§ EXERCISE REQUIREMENTS
From the data below, return each line in which the string "conditionality" is found.

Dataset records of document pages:
Start of Block
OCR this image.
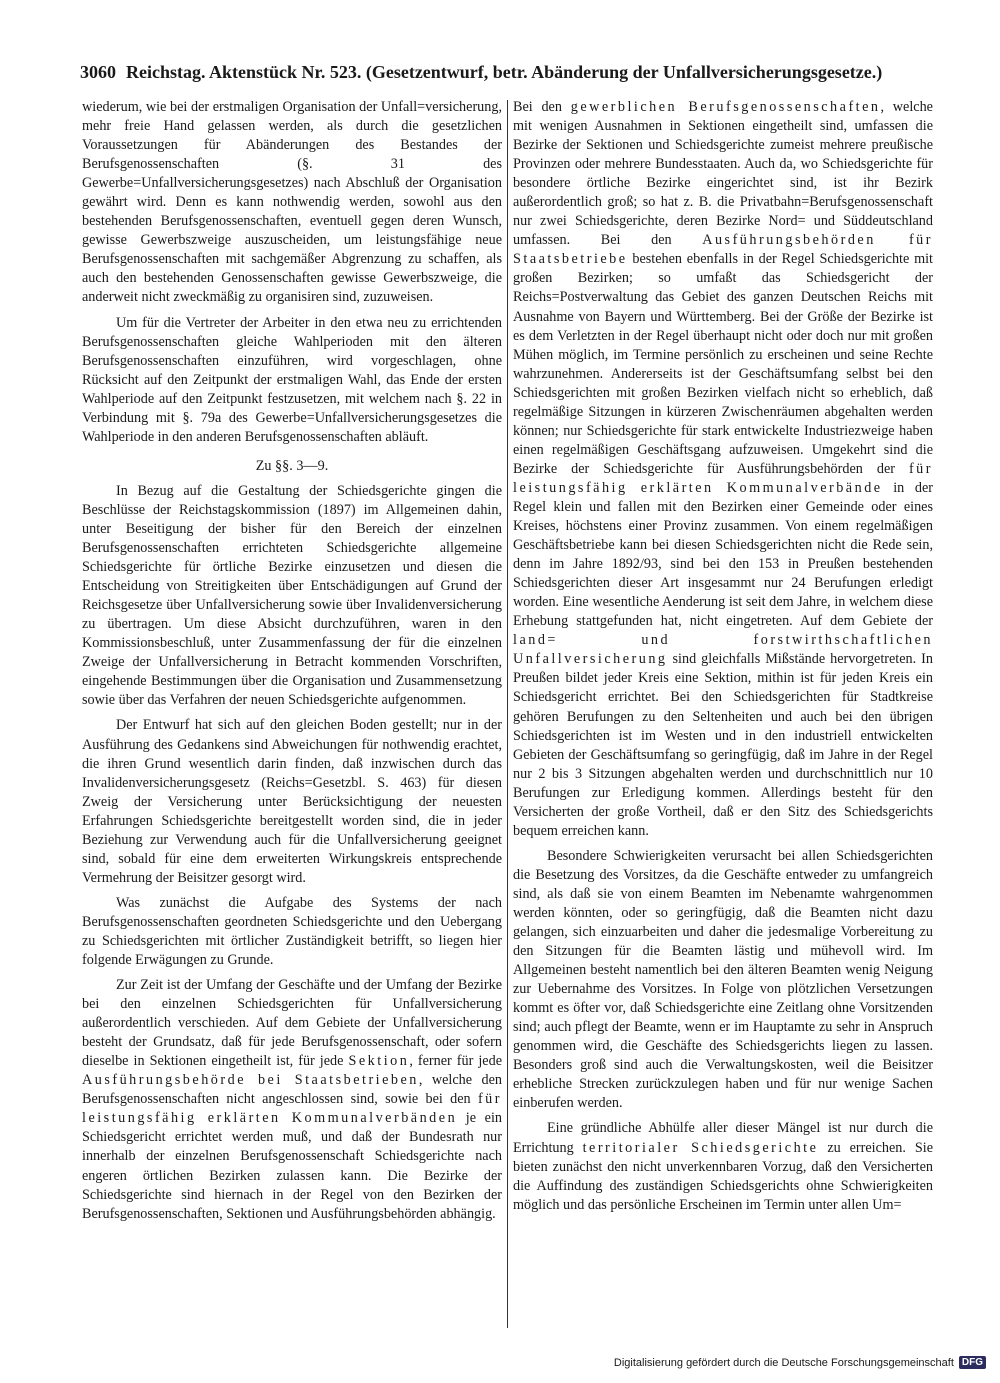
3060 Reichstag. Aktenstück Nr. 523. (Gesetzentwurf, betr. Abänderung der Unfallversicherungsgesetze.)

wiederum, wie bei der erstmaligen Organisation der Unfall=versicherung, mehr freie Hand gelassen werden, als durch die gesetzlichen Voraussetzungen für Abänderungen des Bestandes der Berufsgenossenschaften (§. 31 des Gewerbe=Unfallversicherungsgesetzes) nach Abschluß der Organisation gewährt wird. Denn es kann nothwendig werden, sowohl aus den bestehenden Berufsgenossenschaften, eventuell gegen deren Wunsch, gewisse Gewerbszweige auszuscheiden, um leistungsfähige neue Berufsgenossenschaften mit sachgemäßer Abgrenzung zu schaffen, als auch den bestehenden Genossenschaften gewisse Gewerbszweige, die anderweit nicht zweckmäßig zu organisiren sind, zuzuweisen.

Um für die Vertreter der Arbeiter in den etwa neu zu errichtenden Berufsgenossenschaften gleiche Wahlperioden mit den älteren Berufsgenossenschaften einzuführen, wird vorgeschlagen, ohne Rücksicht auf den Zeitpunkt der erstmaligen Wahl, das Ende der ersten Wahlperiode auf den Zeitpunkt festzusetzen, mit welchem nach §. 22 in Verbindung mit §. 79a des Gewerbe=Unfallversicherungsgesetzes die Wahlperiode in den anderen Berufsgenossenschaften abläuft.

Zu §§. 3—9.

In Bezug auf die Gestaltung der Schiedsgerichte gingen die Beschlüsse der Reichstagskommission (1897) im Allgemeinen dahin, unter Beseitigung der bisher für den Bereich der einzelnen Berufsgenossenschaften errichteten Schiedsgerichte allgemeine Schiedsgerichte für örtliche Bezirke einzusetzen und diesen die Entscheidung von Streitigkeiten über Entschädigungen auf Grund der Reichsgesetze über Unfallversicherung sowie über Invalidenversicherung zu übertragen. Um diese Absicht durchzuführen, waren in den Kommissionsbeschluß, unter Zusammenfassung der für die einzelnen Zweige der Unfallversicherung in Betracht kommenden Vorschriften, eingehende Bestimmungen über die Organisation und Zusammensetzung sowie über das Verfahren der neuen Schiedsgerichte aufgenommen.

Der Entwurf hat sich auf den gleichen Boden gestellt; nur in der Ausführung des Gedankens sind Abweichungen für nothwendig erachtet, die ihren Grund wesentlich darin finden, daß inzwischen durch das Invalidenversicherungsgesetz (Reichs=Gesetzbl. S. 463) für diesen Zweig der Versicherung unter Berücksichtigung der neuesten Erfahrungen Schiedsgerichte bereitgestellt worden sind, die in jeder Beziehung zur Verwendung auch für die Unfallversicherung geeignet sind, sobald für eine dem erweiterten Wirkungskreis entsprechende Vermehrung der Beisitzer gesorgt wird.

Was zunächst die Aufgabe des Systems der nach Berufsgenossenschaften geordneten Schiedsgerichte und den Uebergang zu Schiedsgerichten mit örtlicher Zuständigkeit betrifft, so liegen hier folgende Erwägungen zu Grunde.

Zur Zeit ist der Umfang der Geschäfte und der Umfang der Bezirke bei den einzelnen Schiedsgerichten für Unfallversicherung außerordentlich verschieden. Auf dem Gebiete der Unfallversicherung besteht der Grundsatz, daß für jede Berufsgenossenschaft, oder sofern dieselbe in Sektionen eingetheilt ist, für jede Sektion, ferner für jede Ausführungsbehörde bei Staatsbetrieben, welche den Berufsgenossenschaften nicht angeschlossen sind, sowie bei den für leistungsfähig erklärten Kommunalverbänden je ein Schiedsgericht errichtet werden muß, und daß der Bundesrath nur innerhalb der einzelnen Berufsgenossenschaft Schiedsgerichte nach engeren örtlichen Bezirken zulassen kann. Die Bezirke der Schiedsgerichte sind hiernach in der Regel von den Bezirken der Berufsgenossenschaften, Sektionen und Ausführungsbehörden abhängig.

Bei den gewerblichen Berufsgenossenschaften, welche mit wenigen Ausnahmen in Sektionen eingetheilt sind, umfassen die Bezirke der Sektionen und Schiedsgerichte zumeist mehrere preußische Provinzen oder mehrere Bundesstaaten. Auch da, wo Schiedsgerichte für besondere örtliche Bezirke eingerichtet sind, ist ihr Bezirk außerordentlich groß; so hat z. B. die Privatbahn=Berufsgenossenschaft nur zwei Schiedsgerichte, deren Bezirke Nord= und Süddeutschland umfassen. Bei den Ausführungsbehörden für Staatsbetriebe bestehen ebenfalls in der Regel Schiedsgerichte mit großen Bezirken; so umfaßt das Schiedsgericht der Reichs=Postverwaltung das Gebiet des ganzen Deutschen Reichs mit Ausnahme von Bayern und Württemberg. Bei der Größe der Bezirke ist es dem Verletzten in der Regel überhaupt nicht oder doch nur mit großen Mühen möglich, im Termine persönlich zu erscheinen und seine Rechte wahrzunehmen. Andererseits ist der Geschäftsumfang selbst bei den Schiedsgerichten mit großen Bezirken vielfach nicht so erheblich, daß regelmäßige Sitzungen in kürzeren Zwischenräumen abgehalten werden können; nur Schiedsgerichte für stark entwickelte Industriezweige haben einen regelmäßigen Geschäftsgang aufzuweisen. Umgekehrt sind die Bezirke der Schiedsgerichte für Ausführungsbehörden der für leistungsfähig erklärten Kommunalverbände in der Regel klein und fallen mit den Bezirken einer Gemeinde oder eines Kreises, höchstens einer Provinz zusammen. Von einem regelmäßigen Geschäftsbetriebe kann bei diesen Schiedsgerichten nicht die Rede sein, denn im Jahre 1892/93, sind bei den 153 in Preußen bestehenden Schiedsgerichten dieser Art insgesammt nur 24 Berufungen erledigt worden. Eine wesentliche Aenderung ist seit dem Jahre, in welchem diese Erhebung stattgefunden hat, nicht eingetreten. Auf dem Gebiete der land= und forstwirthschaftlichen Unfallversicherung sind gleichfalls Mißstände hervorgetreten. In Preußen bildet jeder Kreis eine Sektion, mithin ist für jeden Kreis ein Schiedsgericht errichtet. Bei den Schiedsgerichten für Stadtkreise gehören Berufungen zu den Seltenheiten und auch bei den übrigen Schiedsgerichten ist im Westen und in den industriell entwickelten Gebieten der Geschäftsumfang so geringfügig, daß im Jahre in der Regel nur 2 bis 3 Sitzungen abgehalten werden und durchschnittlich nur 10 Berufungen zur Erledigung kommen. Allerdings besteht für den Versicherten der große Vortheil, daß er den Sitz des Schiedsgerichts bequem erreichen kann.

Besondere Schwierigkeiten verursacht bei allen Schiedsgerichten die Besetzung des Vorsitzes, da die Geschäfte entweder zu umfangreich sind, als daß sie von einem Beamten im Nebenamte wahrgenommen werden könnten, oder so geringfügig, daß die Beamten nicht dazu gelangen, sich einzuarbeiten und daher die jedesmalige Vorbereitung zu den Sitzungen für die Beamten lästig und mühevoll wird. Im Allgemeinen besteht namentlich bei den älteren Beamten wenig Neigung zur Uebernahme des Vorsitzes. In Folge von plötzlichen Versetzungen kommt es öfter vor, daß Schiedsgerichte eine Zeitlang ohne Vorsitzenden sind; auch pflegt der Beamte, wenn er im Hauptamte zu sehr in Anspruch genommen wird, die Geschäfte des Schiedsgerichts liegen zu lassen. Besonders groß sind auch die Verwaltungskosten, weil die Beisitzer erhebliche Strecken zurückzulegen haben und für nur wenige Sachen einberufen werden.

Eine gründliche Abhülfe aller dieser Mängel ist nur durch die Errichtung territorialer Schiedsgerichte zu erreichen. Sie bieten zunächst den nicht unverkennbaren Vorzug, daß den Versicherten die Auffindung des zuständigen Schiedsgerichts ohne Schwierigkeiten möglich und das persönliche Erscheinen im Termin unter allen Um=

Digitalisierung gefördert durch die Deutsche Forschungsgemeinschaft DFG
End of Block
Start of Block
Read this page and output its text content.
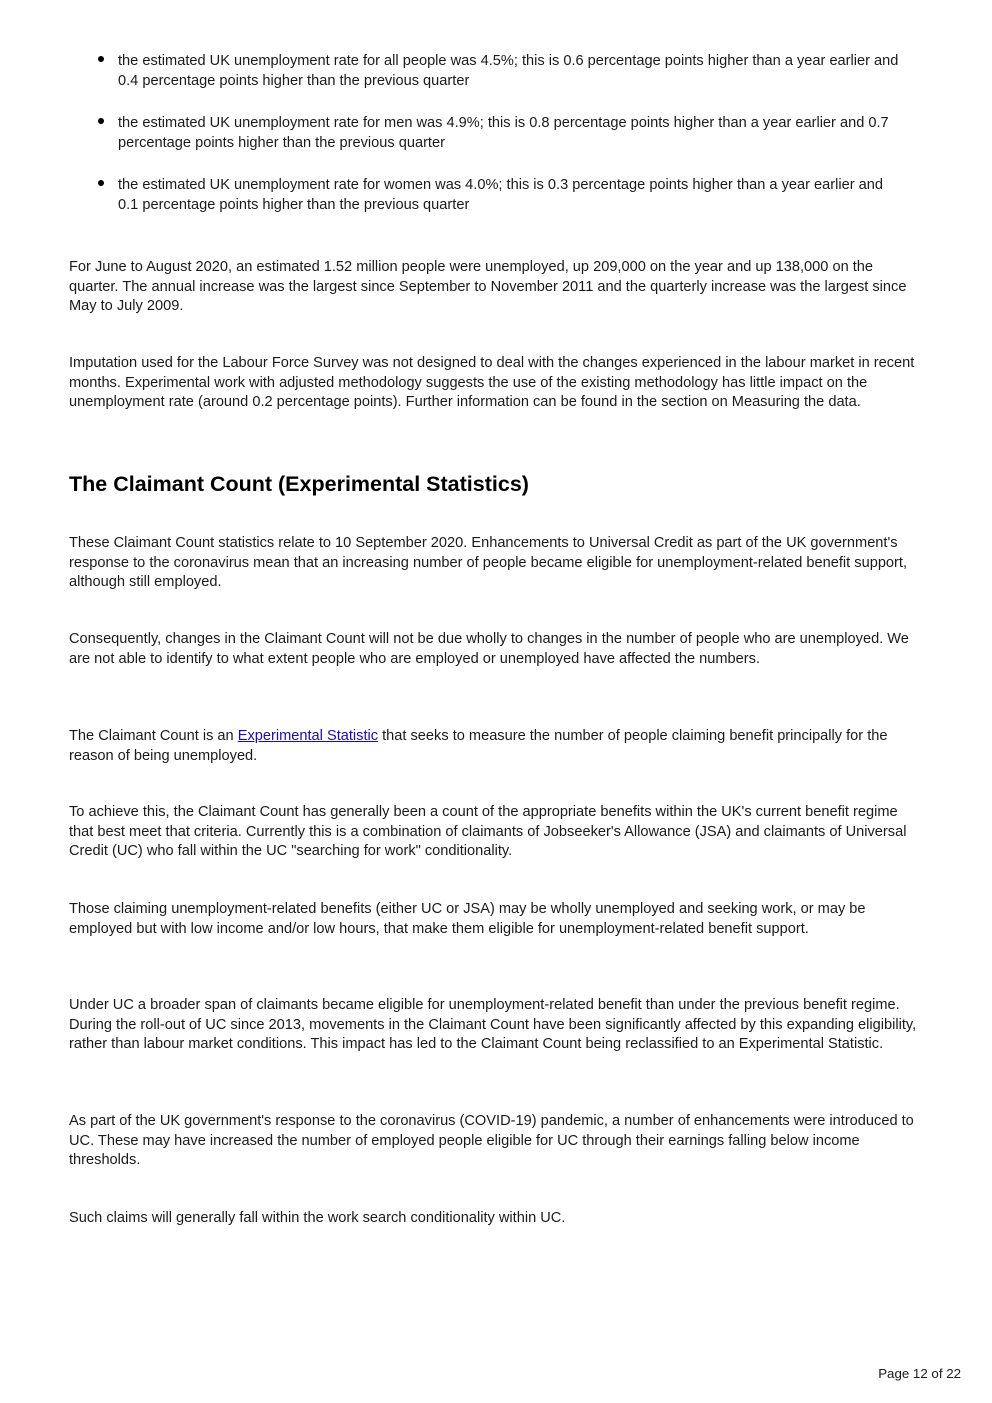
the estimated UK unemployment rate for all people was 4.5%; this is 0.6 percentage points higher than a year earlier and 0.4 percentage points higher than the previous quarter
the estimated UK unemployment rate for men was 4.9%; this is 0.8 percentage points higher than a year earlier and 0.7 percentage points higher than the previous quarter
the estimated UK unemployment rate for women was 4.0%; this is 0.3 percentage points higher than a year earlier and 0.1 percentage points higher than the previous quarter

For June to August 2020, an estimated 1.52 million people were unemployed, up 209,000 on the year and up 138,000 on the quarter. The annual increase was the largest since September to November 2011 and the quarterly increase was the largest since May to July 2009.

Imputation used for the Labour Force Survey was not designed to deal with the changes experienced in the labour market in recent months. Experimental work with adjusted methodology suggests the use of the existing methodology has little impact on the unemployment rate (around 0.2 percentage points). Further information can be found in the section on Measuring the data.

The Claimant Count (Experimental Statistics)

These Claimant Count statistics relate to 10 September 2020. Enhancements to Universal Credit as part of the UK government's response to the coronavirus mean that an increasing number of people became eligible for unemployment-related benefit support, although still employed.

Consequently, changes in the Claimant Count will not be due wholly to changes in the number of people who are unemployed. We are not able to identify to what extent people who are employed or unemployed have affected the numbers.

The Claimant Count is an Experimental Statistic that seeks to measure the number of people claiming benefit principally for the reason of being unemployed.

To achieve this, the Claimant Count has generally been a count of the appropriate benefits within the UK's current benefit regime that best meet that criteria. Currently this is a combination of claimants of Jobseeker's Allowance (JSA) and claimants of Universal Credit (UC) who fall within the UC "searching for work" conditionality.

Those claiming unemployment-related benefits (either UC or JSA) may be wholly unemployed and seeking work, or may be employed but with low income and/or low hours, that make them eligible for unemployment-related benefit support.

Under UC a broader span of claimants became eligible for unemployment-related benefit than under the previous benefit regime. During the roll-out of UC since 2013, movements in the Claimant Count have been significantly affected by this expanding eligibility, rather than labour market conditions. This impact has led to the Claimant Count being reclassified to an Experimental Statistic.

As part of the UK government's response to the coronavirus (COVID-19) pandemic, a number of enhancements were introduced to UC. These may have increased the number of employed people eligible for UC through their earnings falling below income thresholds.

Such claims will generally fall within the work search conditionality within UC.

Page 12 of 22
End of Block
§ RESULT OF THIS EXERCISE
To achieve this, the Claimant Count has generally been a count of the appropriate benefits within the UK's current benefit regime that best meet that criteria. Currently this is a combination of claimants of Jobseeker's Allowance (JSA) and claimants of Universal Credit (UC) who fall within the UC "searching for work" conditionality.
Such claims will generally fall within the work search conditionality within UC.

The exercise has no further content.